Entries supplied ▸
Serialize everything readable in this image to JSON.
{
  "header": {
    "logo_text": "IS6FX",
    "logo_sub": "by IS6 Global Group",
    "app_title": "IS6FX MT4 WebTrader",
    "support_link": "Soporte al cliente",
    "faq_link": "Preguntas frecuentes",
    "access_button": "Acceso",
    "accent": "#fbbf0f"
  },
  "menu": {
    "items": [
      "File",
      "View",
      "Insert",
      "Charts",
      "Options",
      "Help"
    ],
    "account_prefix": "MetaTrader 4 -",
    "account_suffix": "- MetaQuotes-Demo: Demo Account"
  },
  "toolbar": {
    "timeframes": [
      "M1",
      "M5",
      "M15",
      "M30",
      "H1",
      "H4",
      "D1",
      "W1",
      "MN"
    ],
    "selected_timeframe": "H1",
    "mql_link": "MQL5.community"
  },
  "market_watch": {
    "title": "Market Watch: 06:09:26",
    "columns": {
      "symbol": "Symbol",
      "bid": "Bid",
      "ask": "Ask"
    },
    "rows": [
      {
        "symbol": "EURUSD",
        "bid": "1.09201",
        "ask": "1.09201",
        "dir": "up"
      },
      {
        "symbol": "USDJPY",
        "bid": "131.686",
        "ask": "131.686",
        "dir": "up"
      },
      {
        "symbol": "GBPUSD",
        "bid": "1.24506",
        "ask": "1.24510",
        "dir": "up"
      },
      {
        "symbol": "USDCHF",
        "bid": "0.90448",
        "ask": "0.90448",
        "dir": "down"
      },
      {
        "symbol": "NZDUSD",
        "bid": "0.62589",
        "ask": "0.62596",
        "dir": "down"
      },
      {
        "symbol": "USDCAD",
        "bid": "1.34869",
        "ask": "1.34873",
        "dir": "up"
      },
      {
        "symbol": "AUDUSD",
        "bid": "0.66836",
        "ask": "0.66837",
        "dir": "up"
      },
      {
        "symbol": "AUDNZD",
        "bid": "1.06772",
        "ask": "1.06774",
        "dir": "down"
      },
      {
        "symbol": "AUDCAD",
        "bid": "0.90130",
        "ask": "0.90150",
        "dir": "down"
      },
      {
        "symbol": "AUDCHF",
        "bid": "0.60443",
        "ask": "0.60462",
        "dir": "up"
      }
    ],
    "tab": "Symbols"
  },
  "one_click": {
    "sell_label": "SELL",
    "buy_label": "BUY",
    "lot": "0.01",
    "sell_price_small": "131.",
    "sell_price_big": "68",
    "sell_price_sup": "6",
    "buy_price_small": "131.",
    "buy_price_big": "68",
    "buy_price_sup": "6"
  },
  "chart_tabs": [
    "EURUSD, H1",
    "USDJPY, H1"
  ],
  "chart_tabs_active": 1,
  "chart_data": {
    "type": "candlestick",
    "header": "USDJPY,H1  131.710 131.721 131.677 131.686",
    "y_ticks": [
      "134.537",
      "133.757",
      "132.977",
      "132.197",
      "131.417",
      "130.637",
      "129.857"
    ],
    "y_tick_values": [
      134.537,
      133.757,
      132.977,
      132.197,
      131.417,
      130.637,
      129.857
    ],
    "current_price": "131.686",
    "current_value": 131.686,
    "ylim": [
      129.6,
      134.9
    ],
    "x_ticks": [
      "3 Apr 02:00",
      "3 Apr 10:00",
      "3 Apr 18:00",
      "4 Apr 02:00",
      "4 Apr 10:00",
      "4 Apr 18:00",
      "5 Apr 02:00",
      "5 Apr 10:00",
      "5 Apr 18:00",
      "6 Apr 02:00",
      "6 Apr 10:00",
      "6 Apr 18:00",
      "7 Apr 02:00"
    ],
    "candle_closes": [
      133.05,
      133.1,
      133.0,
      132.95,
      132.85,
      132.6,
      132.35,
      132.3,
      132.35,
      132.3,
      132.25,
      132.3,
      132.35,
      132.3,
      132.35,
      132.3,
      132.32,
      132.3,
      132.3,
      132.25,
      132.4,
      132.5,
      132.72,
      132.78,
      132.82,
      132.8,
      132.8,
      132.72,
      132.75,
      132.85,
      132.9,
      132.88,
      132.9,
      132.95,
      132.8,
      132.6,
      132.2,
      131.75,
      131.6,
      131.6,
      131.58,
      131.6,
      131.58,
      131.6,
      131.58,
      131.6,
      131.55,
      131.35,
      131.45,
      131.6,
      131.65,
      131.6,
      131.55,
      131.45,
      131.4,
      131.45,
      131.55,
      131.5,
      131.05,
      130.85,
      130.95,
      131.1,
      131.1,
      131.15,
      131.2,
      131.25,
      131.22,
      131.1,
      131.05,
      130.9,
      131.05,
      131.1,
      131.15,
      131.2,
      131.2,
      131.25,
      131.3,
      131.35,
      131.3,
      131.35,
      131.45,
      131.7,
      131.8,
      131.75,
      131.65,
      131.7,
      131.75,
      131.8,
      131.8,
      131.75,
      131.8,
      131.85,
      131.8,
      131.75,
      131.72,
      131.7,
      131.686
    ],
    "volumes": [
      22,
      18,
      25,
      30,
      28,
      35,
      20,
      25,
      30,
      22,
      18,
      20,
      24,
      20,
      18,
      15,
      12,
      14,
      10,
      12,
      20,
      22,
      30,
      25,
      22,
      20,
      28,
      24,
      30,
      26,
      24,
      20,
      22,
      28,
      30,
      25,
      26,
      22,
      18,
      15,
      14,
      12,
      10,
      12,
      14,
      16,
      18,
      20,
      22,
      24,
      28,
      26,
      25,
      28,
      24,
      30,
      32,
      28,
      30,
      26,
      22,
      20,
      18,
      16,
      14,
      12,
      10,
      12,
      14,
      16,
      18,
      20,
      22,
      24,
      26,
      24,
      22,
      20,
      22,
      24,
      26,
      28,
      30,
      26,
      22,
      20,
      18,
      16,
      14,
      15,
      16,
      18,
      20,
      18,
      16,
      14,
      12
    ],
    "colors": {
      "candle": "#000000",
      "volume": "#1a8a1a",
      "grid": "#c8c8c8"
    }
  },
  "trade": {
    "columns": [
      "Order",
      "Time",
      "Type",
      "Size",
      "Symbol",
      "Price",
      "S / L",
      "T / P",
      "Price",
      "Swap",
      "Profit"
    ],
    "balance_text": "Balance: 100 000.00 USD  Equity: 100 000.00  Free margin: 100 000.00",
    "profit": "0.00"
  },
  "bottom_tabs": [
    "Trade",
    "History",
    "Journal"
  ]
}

Directions ▸
Please set down all the data word for word.

Task response ▸
Serialize everything readable in this image to JSON.
{
  "header": {
    "logo_text": "IS6FX",
    "logo_sub": "by IS6 Global Group",
    "app_title": "IS6FX MT4 WebTrader",
    "support_link": "Soporte al cliente",
    "faq_link": "Preguntas frecuentes",
    "access_button": "Acceso",
    "accent": "#fbbf0f"
  },
  "menu": {
    "items": [
      "File",
      "View",
      "Insert",
      "Charts",
      "Options",
      "Help"
    ],
    "account_prefix": "MetaTrader 4 -",
    "account_suffix": "- MetaQuotes-Demo: Demo Account"
  },
  "toolbar": {
    "timeframes": [
      "M1",
      "M5",
      "M15",
      "M30",
      "H1",
      "H4",
      "D1",
      "W1",
      "MN"
    ],
    "selected_timeframe": "H1",
    "mql_link": "MQL5.community"
  },
  "market_watch": {
    "title": "Market Watch: 06:09:26",
    "columns": {
      "symbol": "Symbol",
      "bid": "Bid",
      "ask": "Ask"
    },
    "rows": [
      {
        "symbol": "EURUSD",
        "bid": "1.09201",
        "ask": "1.09201",
        "dir": "up"
      },
      {
        "symbol": "USDJPY",
        "bid": "131.686",
        "ask": "131.686",
        "dir": "up"
      },
      {
        "symbol": "GBPUSD",
        "bid": "1.24506",
        "ask": "1.24510",
        "dir": "up"
      },
      {
        "symbol": "USDCHF",
        "bid": "0.90448",
        "ask": "0.90448",
        "dir": "down"
      },
      {
        "symbol": "NZDUSD",
        "bid": "0.62589",
        "ask": "0.62596",
        "dir": "down"
      },
      {
        "symbol": "USDCAD",
        "bid": "1.34869",
        "ask": "1.34873",
        "dir": "up"
      },
      {
        "symbol": "AUDUSD",
        "bid": "0.66836",
        "ask": "0.66837",
        "dir": "up"
      },
      {
        "symbol": "AUDNZD",
        "bid": "1.06772",
        "ask": "1.06774",
        "dir": "down"
      },
      {
        "symbol": "AUDCAD",
        "bid": "0.90130",
        "ask": "0.90150",
        "dir": "down"
      },
      {
        "symbol": "AUDCHF",
        "bid": "0.60443",
        "ask": "0.60462",
        "dir": "up"
      }
    ],
    "tab": "Symbols"
  },
  "one_click": {
    "sell_label": "SELL",
    "buy_label": "BUY",
    "lot": "0.01",
    "sell_price_small": "131.",
    "sell_price_big": "68",
    "sell_price_sup": "6",
    "buy_price_small": "131.",
    "buy_price_big": "68",
    "buy_price_sup": "6"
  },
  "chart_tabs": [
    "EURUSD, H1",
    "USDJPY, H1"
  ],
  "chart_tabs_active": 1,
  "chart_data": {
    "type": "candlestick",
    "header": "USDJPY,H1  131.710 131.721 131.677 131.686",
    "y_ticks": [
      "134.537",
      "133.757",
      "132.977",
      "132.197",
      "131.417",
      "130.637",
      "129.857"
    ],
    "y_tick_values": [
      134.537,
      133.757,
      132.977,
      132.197,
      131.417,
      130.637,
      129.857
    ],
    "current_price": "131.686",
    "current_value": 131.686,
    "ylim": [
      129.6,
      134.9
    ],
    "x_ticks": [
      "3 Apr 02:00",
      "3 Apr 10:00",
      "3 Apr 18:00",
      "4 Apr 02:00",
      "4 Apr 10:00",
      "4 Apr 18:00",
      "5 Apr 02:00",
      "5 Apr 10:00",
      "5 Apr 18:00",
      "6 Apr 02:00",
      "6 Apr 10:00",
      "6 Apr 18:00",
      "7 Apr 02:00"
    ],
    "candle_closes": [
      133.05,
      133.1,
      133.0,
      132.95,
      132.85,
      132.6,
      132.35,
      132.3,
      132.35,
      132.3,
      132.25,
      132.3,
      132.35,
      132.3,
      132.35,
      132.3,
      132.32,
      132.3,
      132.3,
      132.25,
      132.4,
      132.5,
      132.72,
      132.78,
      132.82,
      132.8,
      132.8,
      132.72,
      132.75,
      132.85,
      132.9,
      132.88,
      132.9,
      132.95,
      132.8,
      132.6,
      132.2,
      131.75,
      131.6,
      131.6,
      131.58,
      131.6,
      131.58,
      131.6,
      131.58,
      131.6,
      131.55,
      131.35,
      131.45,
      131.6,
      131.65,
      131.6,
      131.55,
      131.45,
      131.4,
      131.45,
      131.55,
      131.5,
      131.05,
      130.85,
      130.95,
      131.1,
      131.1,
      131.15,
      131.2,
      131.25,
      131.22,
      131.1,
      131.05,
      130.9,
      131.05,
      131.1,
      131.15,
      131.2,
      131.2,
      131.25,
      131.3,
      131.35,
      131.3,
      131.35,
      131.45,
      131.7,
      131.8,
      131.75,
      131.65,
      131.7,
      131.75,
      131.8,
      131.8,
      131.75,
      131.8,
      131.85,
      131.8,
      131.75,
      131.72,
      131.7,
      131.686
    ],
    "volumes": [
      22,
      18,
      25,
      30,
      28,
      35,
      20,
      25,
      30,
      22,
      18,
      20,
      24,
      20,
      18,
      15,
      12,
      14,
      10,
      12,
      20,
      22,
      30,
      25,
      22,
      20,
      28,
      24,
      30,
      26,
      24,
      20,
      22,
      28,
      30,
      25,
      26,
      22,
      18,
      15,
      14,
      12,
      10,
      12,
      14,
      16,
      18,
      20,
      22,
      24,
      28,
      26,
      25,
      28,
      24,
      30,
      32,
      28,
      30,
      26,
      22,
      20,
      18,
      16,
      14,
      12,
      10,
      12,
      14,
      16,
      18,
      20,
      22,
      24,
      26,
      24,
      22,
      20,
      22,
      24,
      26,
      28,
      30,
      26,
      22,
      20,
      18,
      16,
      14,
      15,
      16,
      18,
      20,
      18,
      16,
      14,
      12
    ],
    "colors": {
      "candle": "#000000",
      "volume": "#1a8a1a",
      "grid": "#c8c8c8"
    }
  },
  "trade": {
    "columns": [
      "Order",
      "Time",
      "Type",
      "Size",
      "Symbol",
      "Price",
      "S / L",
      "T / P",
      "Price",
      "Swap",
      "Profit"
    ],
    "balance_text": "Balance: 100 000.00 USD  Equity: 100 000.00  Free margin: 100 000.00",
    "profit": "0.00"
  },
  "bottom_tabs": [
    "Trade",
    "History",
    "Journal"
  ]
}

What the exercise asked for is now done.